_Short task_:
From the data below, extract the lines from the one containing "location-label: 位置:: [31, 181, 60, 195]" up to and including the one containing "hidden-checkbox-box[interactable]: [183, 350, 196, 363]", reproducing them verbatim and nothing else.

_Data in this exercise_:
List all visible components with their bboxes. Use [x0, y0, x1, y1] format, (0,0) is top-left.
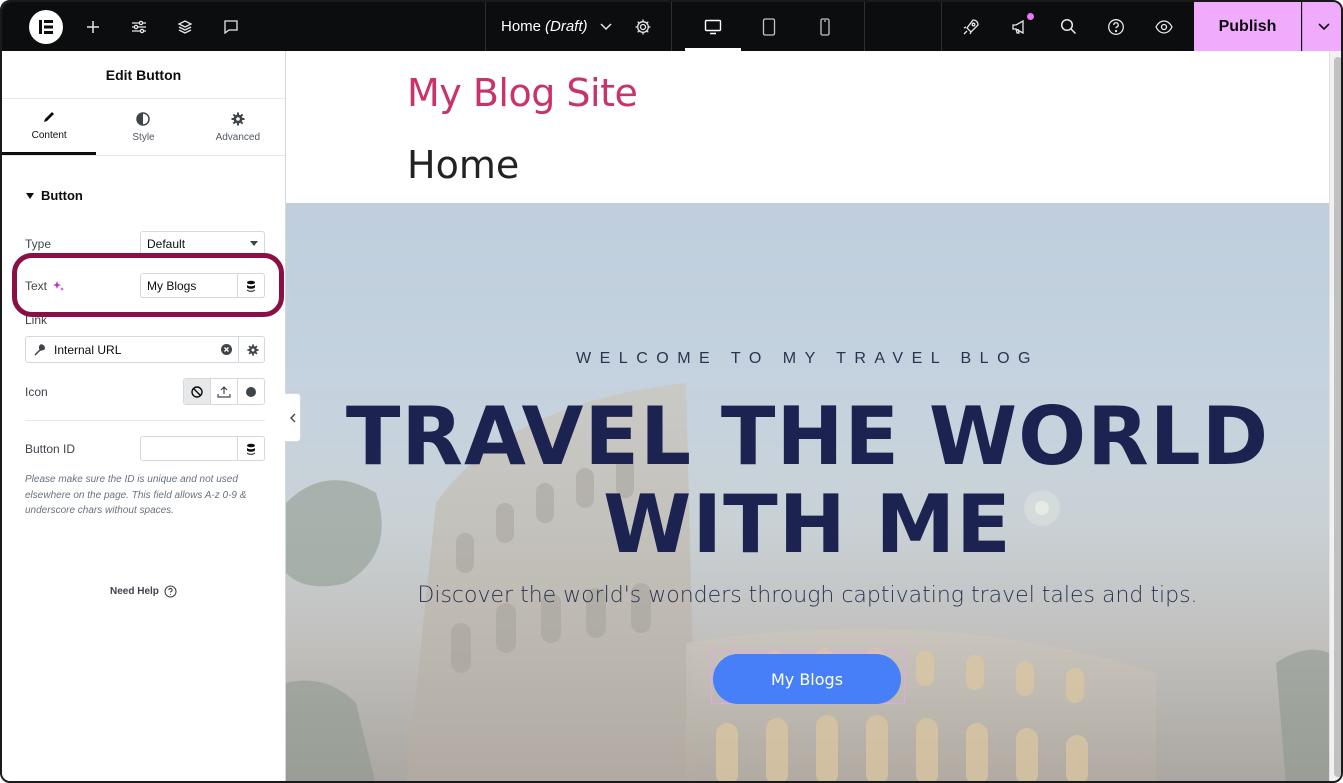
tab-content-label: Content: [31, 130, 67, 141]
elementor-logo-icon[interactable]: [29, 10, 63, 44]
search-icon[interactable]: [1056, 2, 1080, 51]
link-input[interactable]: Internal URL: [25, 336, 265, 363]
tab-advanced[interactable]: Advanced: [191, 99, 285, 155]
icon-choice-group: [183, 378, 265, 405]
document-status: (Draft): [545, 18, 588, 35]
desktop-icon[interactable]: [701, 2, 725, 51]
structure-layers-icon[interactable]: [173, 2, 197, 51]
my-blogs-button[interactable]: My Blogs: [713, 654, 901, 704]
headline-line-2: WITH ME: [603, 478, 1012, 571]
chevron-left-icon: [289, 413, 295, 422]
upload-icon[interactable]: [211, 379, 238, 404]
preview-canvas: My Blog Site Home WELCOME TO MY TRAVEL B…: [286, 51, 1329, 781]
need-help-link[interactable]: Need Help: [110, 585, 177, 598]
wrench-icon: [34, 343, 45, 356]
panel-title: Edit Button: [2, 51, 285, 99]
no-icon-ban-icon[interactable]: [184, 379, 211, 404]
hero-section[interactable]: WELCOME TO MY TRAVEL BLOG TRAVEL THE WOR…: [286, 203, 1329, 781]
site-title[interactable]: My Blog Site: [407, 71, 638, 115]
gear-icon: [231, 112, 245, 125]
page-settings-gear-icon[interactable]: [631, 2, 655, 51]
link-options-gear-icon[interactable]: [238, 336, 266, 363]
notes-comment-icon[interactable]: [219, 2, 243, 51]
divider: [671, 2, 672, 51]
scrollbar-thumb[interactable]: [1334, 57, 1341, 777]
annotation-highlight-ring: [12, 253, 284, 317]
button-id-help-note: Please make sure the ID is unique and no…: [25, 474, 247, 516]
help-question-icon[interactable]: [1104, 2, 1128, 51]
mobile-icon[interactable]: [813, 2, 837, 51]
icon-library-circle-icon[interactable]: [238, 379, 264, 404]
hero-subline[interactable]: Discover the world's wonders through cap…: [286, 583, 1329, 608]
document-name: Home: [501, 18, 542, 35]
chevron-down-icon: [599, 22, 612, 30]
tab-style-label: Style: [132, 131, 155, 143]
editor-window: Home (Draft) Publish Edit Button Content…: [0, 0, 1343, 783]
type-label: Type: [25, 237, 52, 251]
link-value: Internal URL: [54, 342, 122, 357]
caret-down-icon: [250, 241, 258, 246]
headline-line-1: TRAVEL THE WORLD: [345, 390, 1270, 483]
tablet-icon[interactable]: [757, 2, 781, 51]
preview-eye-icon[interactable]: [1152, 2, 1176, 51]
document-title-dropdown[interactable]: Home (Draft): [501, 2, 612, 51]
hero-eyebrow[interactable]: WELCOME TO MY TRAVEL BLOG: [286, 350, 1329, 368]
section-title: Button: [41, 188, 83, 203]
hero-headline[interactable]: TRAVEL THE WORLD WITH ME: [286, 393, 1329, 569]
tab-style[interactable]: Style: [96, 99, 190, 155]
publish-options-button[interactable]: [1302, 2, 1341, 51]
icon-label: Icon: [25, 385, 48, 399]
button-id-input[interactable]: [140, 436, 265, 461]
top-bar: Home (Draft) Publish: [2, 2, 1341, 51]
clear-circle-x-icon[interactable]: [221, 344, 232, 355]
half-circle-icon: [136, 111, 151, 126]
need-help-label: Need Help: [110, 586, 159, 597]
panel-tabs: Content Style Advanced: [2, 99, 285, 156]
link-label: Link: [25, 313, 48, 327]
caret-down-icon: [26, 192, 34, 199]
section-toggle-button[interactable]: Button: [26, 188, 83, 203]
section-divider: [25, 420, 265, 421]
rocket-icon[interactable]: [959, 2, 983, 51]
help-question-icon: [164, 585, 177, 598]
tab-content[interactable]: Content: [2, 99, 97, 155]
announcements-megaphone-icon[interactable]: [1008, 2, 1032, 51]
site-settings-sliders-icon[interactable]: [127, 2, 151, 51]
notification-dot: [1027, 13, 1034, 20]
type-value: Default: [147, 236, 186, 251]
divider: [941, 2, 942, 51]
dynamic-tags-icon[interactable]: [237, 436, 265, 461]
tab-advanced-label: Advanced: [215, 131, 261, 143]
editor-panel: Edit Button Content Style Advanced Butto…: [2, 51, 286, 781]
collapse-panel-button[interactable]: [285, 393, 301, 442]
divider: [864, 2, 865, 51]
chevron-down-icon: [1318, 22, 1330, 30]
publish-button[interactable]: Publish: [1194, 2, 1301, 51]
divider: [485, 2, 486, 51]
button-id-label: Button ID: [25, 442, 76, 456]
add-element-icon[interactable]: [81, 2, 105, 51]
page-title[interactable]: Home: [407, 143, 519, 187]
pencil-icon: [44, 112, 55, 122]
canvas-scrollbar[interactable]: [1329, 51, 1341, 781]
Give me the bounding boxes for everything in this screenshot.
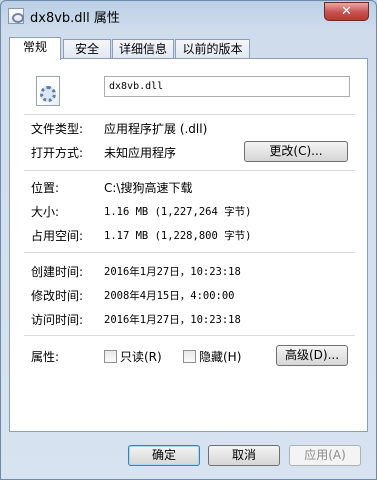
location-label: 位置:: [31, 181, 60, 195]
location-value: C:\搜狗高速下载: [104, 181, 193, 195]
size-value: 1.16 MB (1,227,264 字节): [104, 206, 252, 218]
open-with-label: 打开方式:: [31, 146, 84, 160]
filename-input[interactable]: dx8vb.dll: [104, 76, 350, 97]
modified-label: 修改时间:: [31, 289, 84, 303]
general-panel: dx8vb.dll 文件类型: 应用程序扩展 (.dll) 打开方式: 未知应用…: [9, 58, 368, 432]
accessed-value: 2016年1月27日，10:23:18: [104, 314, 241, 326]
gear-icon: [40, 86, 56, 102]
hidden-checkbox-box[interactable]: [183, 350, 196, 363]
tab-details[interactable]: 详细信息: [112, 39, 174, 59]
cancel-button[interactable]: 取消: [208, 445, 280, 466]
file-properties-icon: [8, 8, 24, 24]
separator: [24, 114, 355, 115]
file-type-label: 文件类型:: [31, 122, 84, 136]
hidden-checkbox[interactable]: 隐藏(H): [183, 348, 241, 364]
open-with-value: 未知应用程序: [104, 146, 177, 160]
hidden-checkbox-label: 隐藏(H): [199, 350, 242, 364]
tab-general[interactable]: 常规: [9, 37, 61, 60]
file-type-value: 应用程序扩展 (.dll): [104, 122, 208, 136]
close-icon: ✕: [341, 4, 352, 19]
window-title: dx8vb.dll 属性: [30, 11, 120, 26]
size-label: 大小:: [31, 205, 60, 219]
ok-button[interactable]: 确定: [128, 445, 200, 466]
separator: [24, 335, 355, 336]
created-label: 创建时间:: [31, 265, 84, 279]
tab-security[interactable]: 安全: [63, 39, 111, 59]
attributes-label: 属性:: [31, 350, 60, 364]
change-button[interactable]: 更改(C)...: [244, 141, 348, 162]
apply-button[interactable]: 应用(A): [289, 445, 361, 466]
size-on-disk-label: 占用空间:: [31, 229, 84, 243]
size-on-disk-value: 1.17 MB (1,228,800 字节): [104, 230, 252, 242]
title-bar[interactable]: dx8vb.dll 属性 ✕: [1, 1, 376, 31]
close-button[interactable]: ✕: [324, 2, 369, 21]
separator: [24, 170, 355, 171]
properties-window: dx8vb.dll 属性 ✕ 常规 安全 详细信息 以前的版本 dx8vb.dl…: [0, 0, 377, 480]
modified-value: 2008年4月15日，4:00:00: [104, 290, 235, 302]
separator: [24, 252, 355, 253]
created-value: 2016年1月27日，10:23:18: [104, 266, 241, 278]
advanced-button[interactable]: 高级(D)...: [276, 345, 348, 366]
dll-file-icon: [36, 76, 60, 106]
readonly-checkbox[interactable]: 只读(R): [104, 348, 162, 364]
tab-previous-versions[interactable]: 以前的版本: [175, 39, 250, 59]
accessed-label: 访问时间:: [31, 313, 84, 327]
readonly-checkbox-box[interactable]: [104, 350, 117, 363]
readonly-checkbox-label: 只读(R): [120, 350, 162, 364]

_In response_:
location-label: 位置:: [31, 181, 60, 195]
location-value: C:\搜狗高速下载: [104, 181, 193, 195]
size-value: 1.16 MB (1,227,264 字节): [104, 206, 252, 218]
open-with-label: 打开方式:: [31, 146, 84, 160]
filename-input[interactable]: dx8vb.dll: [104, 76, 350, 97]
modified-label: 修改时间:: [31, 289, 84, 303]
general-panel: dx8vb.dll 文件类型: 应用程序扩展 (.dll) 打开方式: 未知应用…: [9, 58, 368, 432]
accessed-value: 2016年1月27日，10:23:18: [104, 314, 241, 326]
gear-icon: [40, 86, 56, 102]
hidden-checkbox-box[interactable]: [183, 350, 196, 363]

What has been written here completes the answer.